Input:

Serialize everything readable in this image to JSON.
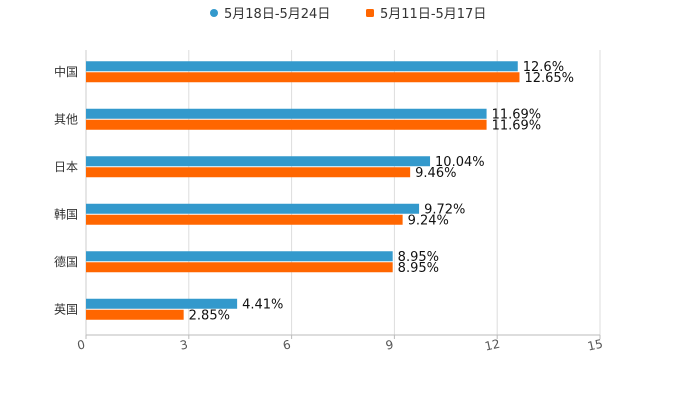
{
  "chart_data": {
    "type": "bar",
    "orientation": "horizontal",
    "categories": [
      "中国",
      "其他",
      "日本",
      "韩国",
      "德国",
      "英国"
    ],
    "series": [
      {
        "name": "5月18日-5月24日",
        "color": "#3399cc",
        "values": [
          12.6,
          11.69,
          10.04,
          9.72,
          8.95,
          4.41
        ],
        "labels": [
          "12.6%",
          "11.69%",
          "10.04%",
          "9.72%",
          "8.95%",
          "4.41%"
        ]
      },
      {
        "name": "5月11日-5月17日",
        "color": "#ff6600",
        "values": [
          12.65,
          11.69,
          9.46,
          9.24,
          8.95,
          2.85
        ],
        "labels": [
          "12.65%",
          "11.69%",
          "9.46%",
          "9.24%",
          "8.95%",
          "2.85%"
        ]
      }
    ],
    "xlim": [
      0,
      15
    ],
    "xticks": [
      0,
      3,
      6,
      9,
      12,
      15
    ],
    "xtick_labels": [
      "0",
      "3",
      "6",
      "9",
      "12",
      "15"
    ],
    "grid": true,
    "legend_position": "top-center",
    "title": "",
    "xlabel": "",
    "ylabel": ""
  }
}
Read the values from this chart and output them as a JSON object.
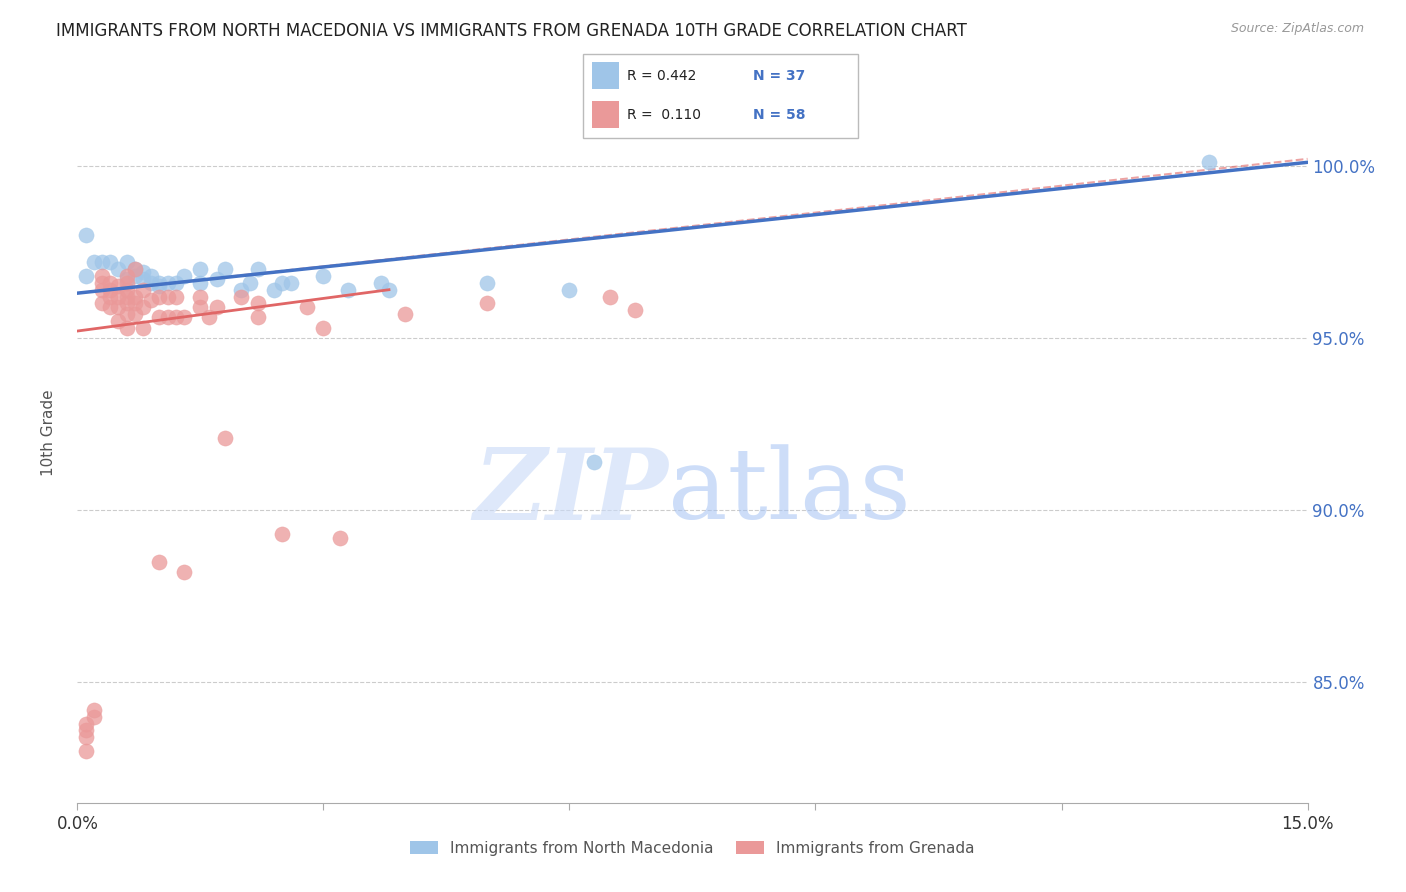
{
  "title": "IMMIGRANTS FROM NORTH MACEDONIA VS IMMIGRANTS FROM GRENADA 10TH GRADE CORRELATION CHART",
  "source": "Source: ZipAtlas.com",
  "ylabel": "10th Grade",
  "yaxis_labels": [
    "100.0%",
    "95.0%",
    "90.0%",
    "85.0%"
  ],
  "yaxis_values": [
    1.0,
    0.95,
    0.9,
    0.85
  ],
  "xmin": 0.0,
  "xmax": 0.15,
  "ymin": 0.815,
  "ymax": 1.03,
  "blue_color": "#9fc5e8",
  "pink_color": "#ea9999",
  "line_blue_color": "#4472c4",
  "line_pink_color": "#e06666",
  "dashed_color": "#e06666",
  "grid_color": "#cccccc",
  "blue_scatter_x": [
    0.001,
    0.002,
    0.001,
    0.003,
    0.004,
    0.005,
    0.006,
    0.006,
    0.007,
    0.007,
    0.008,
    0.008,
    0.009,
    0.009,
    0.01,
    0.01,
    0.011,
    0.012,
    0.013,
    0.015,
    0.015,
    0.017,
    0.018,
    0.02,
    0.021,
    0.022,
    0.024,
    0.025,
    0.026,
    0.03,
    0.033,
    0.037,
    0.038,
    0.05,
    0.06,
    0.063,
    0.138
  ],
  "blue_scatter_y": [
    0.98,
    0.972,
    0.968,
    0.972,
    0.972,
    0.97,
    0.972,
    0.967,
    0.97,
    0.968,
    0.969,
    0.967,
    0.966,
    0.968,
    0.966,
    0.965,
    0.966,
    0.966,
    0.968,
    0.966,
    0.97,
    0.967,
    0.97,
    0.964,
    0.966,
    0.97,
    0.964,
    0.966,
    0.966,
    0.968,
    0.964,
    0.966,
    0.964,
    0.966,
    0.964,
    0.914,
    1.001
  ],
  "pink_scatter_x": [
    0.001,
    0.001,
    0.001,
    0.001,
    0.002,
    0.002,
    0.003,
    0.003,
    0.003,
    0.003,
    0.004,
    0.004,
    0.004,
    0.004,
    0.005,
    0.005,
    0.005,
    0.005,
    0.006,
    0.006,
    0.006,
    0.006,
    0.006,
    0.006,
    0.006,
    0.007,
    0.007,
    0.007,
    0.007,
    0.008,
    0.008,
    0.008,
    0.009,
    0.01,
    0.01,
    0.011,
    0.011,
    0.012,
    0.012,
    0.013,
    0.015,
    0.015,
    0.016,
    0.017,
    0.018,
    0.02,
    0.022,
    0.022,
    0.025,
    0.028,
    0.03,
    0.032,
    0.04,
    0.05,
    0.065,
    0.068,
    0.01,
    0.013
  ],
  "pink_scatter_y": [
    0.83,
    0.834,
    0.836,
    0.838,
    0.84,
    0.842,
    0.96,
    0.964,
    0.966,
    0.968,
    0.959,
    0.962,
    0.964,
    0.966,
    0.955,
    0.959,
    0.962,
    0.965,
    0.953,
    0.957,
    0.96,
    0.962,
    0.964,
    0.966,
    0.968,
    0.957,
    0.96,
    0.962,
    0.97,
    0.953,
    0.959,
    0.964,
    0.961,
    0.956,
    0.962,
    0.956,
    0.962,
    0.956,
    0.962,
    0.956,
    0.959,
    0.962,
    0.956,
    0.959,
    0.921,
    0.962,
    0.956,
    0.96,
    0.893,
    0.959,
    0.953,
    0.892,
    0.957,
    0.96,
    0.962,
    0.958,
    0.885,
    0.882
  ],
  "blue_line_x": [
    0.0,
    0.15
  ],
  "blue_line_y": [
    0.963,
    1.001
  ],
  "pink_line_x": [
    0.0,
    0.038
  ],
  "pink_line_y": [
    0.952,
    0.964
  ],
  "dashed_line_x": [
    0.0,
    0.15
  ],
  "dashed_line_y": [
    0.963,
    1.002
  ],
  "legend_label1": "Immigrants from North Macedonia",
  "legend_label2": "Immigrants from Grenada"
}
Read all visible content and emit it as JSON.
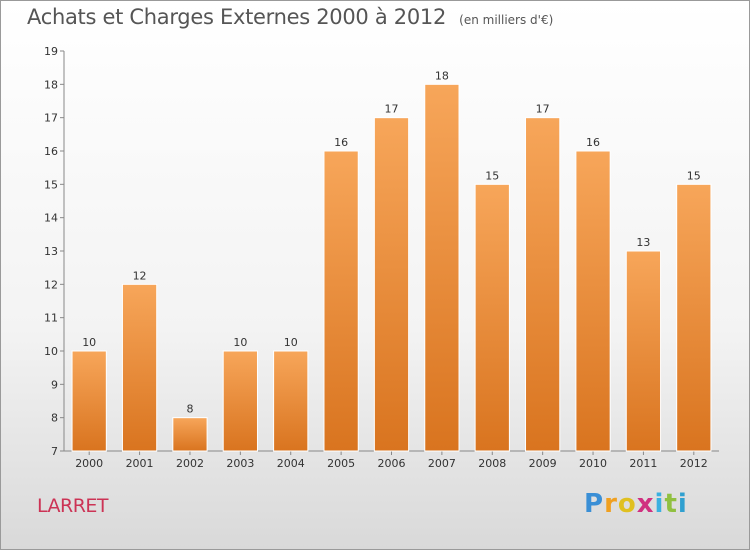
{
  "header": {
    "title": "Achats et Charges Externes 2000 à 2012",
    "unit": "(en milliers d'€)"
  },
  "commune": "LARRET",
  "brand": {
    "letters": [
      "P",
      "r",
      "o",
      "x",
      "i",
      "t",
      "i"
    ],
    "colors": [
      "#3a8fd6",
      "#f0a020",
      "#e0c020",
      "#d03080",
      "#3ab0e0",
      "#90c040",
      "#30a0d0"
    ]
  },
  "chart_data": {
    "type": "bar",
    "categories": [
      "2000",
      "2001",
      "2002",
      "2003",
      "2004",
      "2005",
      "2006",
      "2007",
      "2008",
      "2009",
      "2010",
      "2011",
      "2012"
    ],
    "values": [
      10,
      12,
      8,
      10,
      10,
      16,
      17,
      18,
      15,
      17,
      16,
      13,
      15
    ],
    "title": "Achats et Charges Externes 2000 à 2012",
    "ylim": [
      7,
      19
    ],
    "yticks": [
      7,
      8,
      9,
      10,
      11,
      12,
      13,
      14,
      15,
      16,
      17,
      18,
      19
    ],
    "grid": false,
    "bar_color_top": "#f7a65a",
    "bar_color_bottom": "#d9741f",
    "bar_stroke": "#ffffff"
  }
}
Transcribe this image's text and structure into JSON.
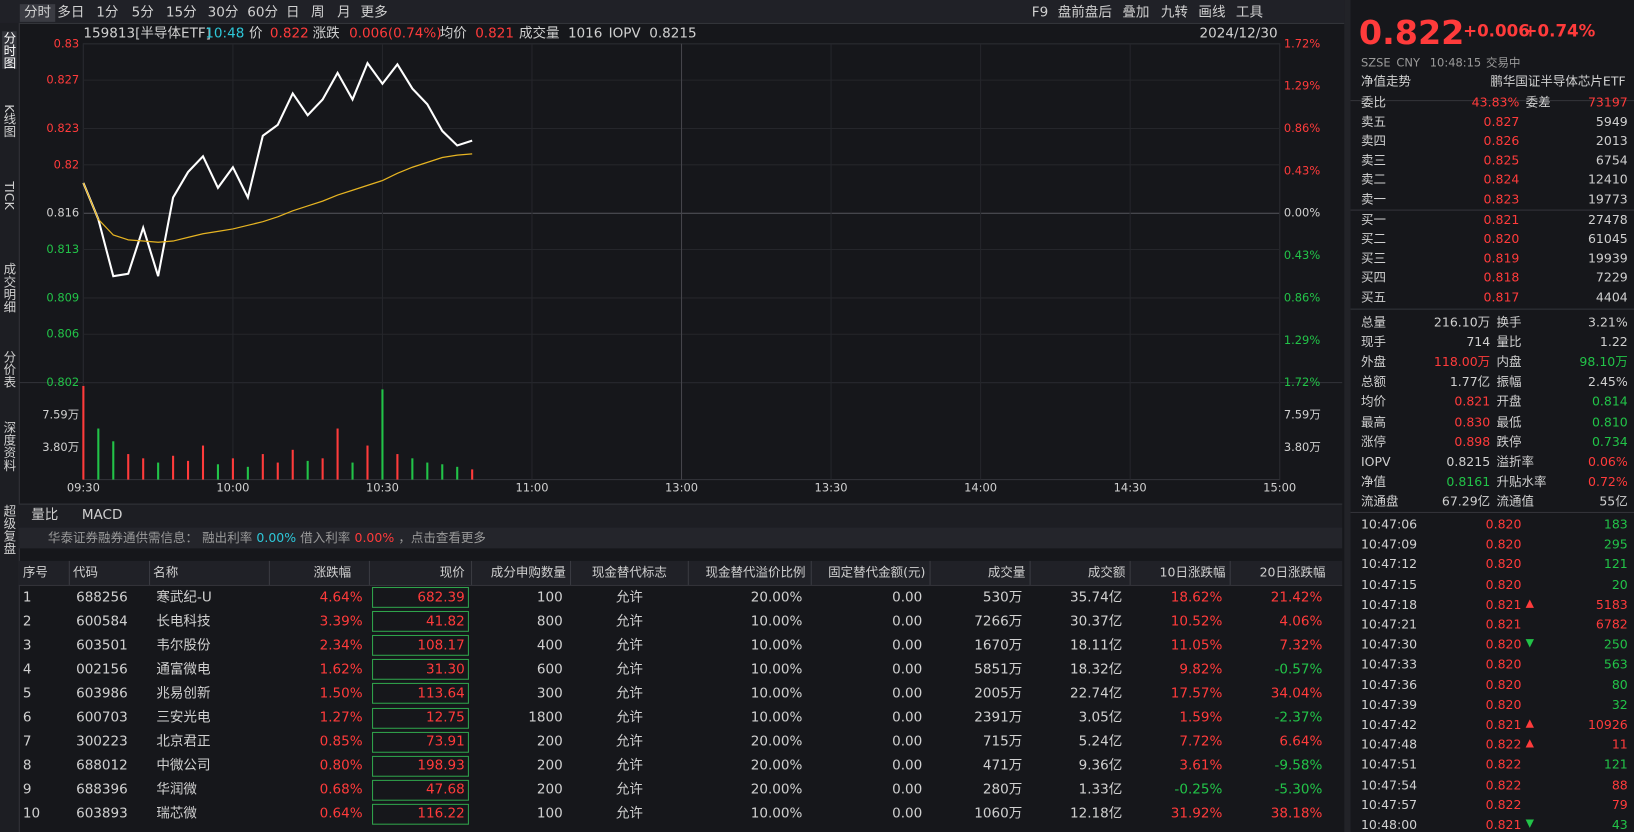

To do:
The pictures should not appear in the copy; every other part of the records above must be returned exactly.

Solution below:
Serialize everything readable in this image to JSON.
{
  "chart_data": {
    "type": "bar",
    "orientation": "horizontal",
    "categories": [
      "中国",
      "其他",
      "日本",
      "韩国",
      "德国",
      "英国"
    ],
    "series": [
      {
        "name": "5月18日-5月24日",
        "color": "#3399cc",
        "values": [
          12.6,
          11.69,
          10.04,
          9.72,
          8.95,
          4.41
        ],
        "labels": [
          "12.6%",
          "11.69%",
          "10.04%",
          "9.72%",
          "8.95%",
          "4.41%"
        ]
      },
      {
        "name": "5月11日-5月17日",
        "color": "#ff6600",
        "values": [
          12.65,
          11.69,
          9.46,
          9.24,
          8.95,
          2.85
        ],
        "labels": [
          "12.65%",
          "11.69%",
          "9.46%",
          "9.24%",
          "8.95%",
          "2.85%"
        ]
      }
    ],
    "xlim": [
      0,
      15
    ],
    "xticks": [
      0,
      3,
      6,
      9,
      12,
      15
    ],
    "xtick_labels": [
      "0",
      "3",
      "6",
      "9",
      "12",
      "15"
    ],
    "grid": true,
    "legend_position": "top-center",
    "title": "",
    "xlabel": "",
    "ylabel": ""
  }
}
Read the values from this chart and output them as a JSON object.
{
  "title": "IMMIGRANTS FROM NORTH MACEDONIA VS IMMIGRANTS FROM GRENADA 10TH GRADE CORRELATION CHART",
  "source": "Source: ZipAtlas.com",
  "ylabel": "10th Grade",
  "yaxis_labels": [
    "100.0%",
    "95.0%",
    "90.0%",
    "85.0%"
  ],
  "yaxis_values": [
    1.0,
    0.95,
    0.9,
    0.85
  ],
  "xmin": 0.0,
  "xmax": 0.15,
  "ymin": 0.815,
  "ymax": 1.03,
  "blue_color": "#9fc5e8",
  "pink_color": "#ea9999",
  "line_blue_color": "#4472c4",
  "line_pink_color": "#e06666",
  "dashed_color": "#e06666",
  "grid_color": "#cccccc",
  "blue_scatter_x": [
    0.001,
    0.002,
    0.001,
    0.003,
    0.004,
    0.005,
    0.006,
    0.006,
    0.007,
    0.007,
    0.008,
    0.008,
    0.009,
    0.009,
    0.01,
    0.01,
    0.011,
    0.012,
    0.013,
    0.015,
    0.015,
    0.017,
    0.018,
    0.02,
    0.021,
    0.022,
    0.024,
    0.025,
    0.026,
    0.03,
    0.033,
    0.037,
    0.038,
    0.05,
    0.06,
    0.063,
    0.138
  ],
  "blue_scatter_y": [
    0.98,
    0.972,
    0.968,
    0.972,
    0.972,
    0.97,
    0.972,
    0.967,
    0.97,
    0.968,
    0.969,
    0.967,
    0.966,
    0.968,
    0.966,
    0.965,
    0.966,
    0.966,
    0.968,
    0.966,
    0.97,
    0.967,
    0.97,
    0.964,
    0.966,
    0.97,
    0.964,
    0.966,
    0.966,
    0.968,
    0.964,
    0.966,
    0.964,
    0.966,
    0.964,
    0.914,
    1.001
  ],
  "pink_scatter_x": [
    0.001,
    0.001,
    0.001,
    0.001,
    0.002,
    0.002,
    0.003,
    0.003,
    0.003,
    0.003,
    0.004,
    0.004,
    0.004,
    0.004,
    0.005,
    0.005,
    0.005,
    0.005,
    0.006,
    0.006,
    0.006,
    0.006,
    0.006,
    0.006,
    0.006,
    0.007,
    0.007,
    0.007,
    0.007,
    0.008,
    0.008,
    0.008,
    0.009,
    0.01,
    0.01,
    0.011,
    0.011,
    0.012,
    0.012,
    0.013,
    0.015,
    0.015,
    0.016,
    0.017,
    0.018,
    0.02,
    0.022,
    0.022,
    0.025,
    0.028,
    0.03,
    0.032,
    0.04,
    0.05,
    0.065,
    0.068,
    0.01,
    0.013
  ],
  "pink_scatter_y": [
    0.83,
    0.834,
    0.836,
    0.838,
    0.84,
    0.842,
    0.96,
    0.964,
    0.966,
    0.968,
    0.959,
    0.962,
    0.964,
    0.966,
    0.955,
    0.959,
    0.962,
    0.965,
    0.953,
    0.957,
    0.96,
    0.962,
    0.964,
    0.966,
    0.968,
    0.957,
    0.96,
    0.962,
    0.97,
    0.953,
    0.959,
    0.964,
    0.961,
    0.956,
    0.962,
    0.956,
    0.962,
    0.956,
    0.962,
    0.956,
    0.959,
    0.962,
    0.956,
    0.959,
    0.921,
    0.962,
    0.956,
    0.96,
    0.893,
    0.959,
    0.953,
    0.892,
    0.957,
    0.96,
    0.962,
    0.958,
    0.885,
    0.882
  ],
  "blue_line_x": [
    0.0,
    0.15
  ],
  "blue_line_y": [
    0.963,
    1.001
  ],
  "pink_line_x": [
    0.0,
    0.038
  ],
  "pink_line_y": [
    0.952,
    0.964
  ],
  "dashed_line_x": [
    0.0,
    0.15
  ],
  "dashed_line_y": [
    0.963,
    1.002
  ],
  "legend_label1": "Immigrants from North Macedonia",
  "legend_label2": "Immigrants from Grenada"
}
Read all visible content and emit it as JSON.
{
  "header": {
    "title": "Achats et Charges Externes 2000 à 2012",
    "unit": "(en milliers d'€)"
  },
  "commune": "LARRET",
  "brand": {
    "letters": [
      "P",
      "r",
      "o",
      "x",
      "i",
      "t",
      "i"
    ],
    "colors": [
      "#3a8fd6",
      "#f0a020",
      "#e0c020",
      "#d03080",
      "#3ab0e0",
      "#90c040",
      "#30a0d0"
    ]
  },
  "chart_data": {
    "type": "bar",
    "categories": [
      "2000",
      "2001",
      "2002",
      "2003",
      "2004",
      "2005",
      "2006",
      "2007",
      "2008",
      "2009",
      "2010",
      "2011",
      "2012"
    ],
    "values": [
      10,
      12,
      8,
      10,
      10,
      16,
      17,
      18,
      15,
      17,
      16,
      13,
      15
    ],
    "title": "Achats et Charges Externes 2000 à 2012",
    "ylim": [
      7,
      19
    ],
    "yticks": [
      7,
      8,
      9,
      10,
      11,
      12,
      13,
      14,
      15,
      16,
      17,
      18,
      19
    ],
    "grid": false,
    "bar_color_top": "#f7a65a",
    "bar_color_bottom": "#d9741f",
    "bar_stroke": "#ffffff"
  }
}
Transcribe this image's text and structure into JSON.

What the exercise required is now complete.